| Work instruction |
Hunt through the entries for the word "name" and copy each line in which it appears.

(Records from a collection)
★ ★ ★ ★

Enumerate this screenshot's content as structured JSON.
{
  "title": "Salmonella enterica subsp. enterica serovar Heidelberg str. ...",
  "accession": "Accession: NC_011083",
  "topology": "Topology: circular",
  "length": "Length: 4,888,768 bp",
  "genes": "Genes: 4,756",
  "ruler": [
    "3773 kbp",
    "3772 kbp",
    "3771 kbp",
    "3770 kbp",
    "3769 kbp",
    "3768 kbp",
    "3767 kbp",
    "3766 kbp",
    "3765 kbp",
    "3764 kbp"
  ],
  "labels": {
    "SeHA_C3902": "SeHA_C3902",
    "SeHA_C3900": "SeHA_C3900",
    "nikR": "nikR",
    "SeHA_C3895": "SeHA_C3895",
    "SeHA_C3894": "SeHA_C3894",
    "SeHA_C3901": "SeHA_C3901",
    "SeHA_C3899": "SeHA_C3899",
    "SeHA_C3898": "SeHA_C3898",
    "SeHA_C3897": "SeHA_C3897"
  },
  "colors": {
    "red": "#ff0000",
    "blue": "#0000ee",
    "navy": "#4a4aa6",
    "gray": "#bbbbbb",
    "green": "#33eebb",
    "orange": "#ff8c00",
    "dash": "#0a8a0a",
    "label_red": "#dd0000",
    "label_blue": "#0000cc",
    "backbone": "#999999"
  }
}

★ ★ ★ ★

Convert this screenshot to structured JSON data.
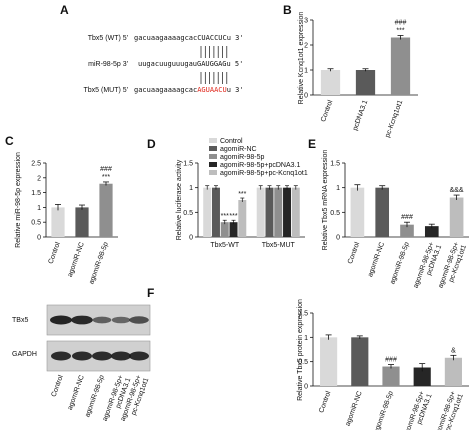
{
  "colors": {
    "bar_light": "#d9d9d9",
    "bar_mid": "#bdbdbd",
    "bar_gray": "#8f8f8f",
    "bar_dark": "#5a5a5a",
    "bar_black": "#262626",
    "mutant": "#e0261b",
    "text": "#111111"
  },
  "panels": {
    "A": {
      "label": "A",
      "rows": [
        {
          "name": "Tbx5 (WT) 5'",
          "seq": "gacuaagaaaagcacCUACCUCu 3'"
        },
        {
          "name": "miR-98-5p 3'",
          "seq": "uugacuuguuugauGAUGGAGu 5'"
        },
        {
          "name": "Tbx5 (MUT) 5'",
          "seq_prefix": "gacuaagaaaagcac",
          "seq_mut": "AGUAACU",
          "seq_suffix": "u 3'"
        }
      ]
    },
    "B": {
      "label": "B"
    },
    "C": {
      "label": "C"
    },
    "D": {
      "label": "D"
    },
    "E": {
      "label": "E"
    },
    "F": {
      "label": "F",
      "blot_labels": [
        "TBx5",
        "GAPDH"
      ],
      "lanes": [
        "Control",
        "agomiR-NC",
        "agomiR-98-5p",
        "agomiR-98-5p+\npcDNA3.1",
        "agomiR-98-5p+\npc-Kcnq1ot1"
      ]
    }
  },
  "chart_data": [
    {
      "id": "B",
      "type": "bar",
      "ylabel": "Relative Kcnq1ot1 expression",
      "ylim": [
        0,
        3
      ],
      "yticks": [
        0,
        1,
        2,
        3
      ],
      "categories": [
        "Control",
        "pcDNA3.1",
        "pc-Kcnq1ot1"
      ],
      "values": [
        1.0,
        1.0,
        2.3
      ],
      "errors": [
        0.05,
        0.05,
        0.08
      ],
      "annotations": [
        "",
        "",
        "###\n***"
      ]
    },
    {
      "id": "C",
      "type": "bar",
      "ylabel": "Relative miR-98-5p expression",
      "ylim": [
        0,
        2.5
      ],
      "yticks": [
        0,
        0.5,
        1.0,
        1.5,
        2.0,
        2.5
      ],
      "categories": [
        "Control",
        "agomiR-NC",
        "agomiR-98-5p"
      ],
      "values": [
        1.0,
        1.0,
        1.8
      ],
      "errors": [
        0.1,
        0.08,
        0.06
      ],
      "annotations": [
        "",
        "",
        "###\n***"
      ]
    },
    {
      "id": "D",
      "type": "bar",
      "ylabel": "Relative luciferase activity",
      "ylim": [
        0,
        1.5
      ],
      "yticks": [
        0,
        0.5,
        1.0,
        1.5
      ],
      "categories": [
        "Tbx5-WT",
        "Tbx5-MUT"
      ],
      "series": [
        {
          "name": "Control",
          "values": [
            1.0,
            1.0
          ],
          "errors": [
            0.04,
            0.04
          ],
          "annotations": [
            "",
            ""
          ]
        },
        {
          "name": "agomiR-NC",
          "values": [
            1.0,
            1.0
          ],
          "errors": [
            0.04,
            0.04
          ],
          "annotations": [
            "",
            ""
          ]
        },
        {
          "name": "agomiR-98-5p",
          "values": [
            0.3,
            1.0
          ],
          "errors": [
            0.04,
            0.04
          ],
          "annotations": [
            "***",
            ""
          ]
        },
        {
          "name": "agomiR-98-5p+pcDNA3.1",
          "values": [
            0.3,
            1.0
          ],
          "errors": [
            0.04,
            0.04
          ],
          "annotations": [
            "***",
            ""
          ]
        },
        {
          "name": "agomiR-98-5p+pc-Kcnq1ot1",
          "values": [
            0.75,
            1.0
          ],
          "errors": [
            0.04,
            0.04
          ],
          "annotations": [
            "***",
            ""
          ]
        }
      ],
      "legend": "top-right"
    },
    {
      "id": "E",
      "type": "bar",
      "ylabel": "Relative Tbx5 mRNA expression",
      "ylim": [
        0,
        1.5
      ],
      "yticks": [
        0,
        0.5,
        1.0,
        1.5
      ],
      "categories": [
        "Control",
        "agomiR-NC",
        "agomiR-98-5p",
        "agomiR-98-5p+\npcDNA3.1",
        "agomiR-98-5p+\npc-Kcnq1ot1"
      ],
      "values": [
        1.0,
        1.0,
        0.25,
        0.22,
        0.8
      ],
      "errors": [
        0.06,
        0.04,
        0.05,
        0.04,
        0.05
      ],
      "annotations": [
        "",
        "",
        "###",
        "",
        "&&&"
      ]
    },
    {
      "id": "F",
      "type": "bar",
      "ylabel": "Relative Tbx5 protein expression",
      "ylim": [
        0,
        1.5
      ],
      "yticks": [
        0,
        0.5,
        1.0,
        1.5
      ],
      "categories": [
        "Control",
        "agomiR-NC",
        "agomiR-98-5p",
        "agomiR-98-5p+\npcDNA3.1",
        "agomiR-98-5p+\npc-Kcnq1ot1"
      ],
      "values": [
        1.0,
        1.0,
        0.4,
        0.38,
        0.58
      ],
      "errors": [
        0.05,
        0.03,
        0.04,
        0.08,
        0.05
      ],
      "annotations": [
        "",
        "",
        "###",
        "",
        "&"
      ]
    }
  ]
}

★ ★ ★ ★

| Problem solution |
          "name": "Tbx5 (WT) 5'",
          "name": "miR-98-5p 3'",
          "name": "Tbx5 (MUT) 5'",
          "name": "Control",
          "name": "agomiR-NC",
          "name": "agomiR-98-5p",
          "name": "agomiR-98-5p+pcDNA3.1",
          "name": "agomiR-98-5p+pc-Kcnq1ot1",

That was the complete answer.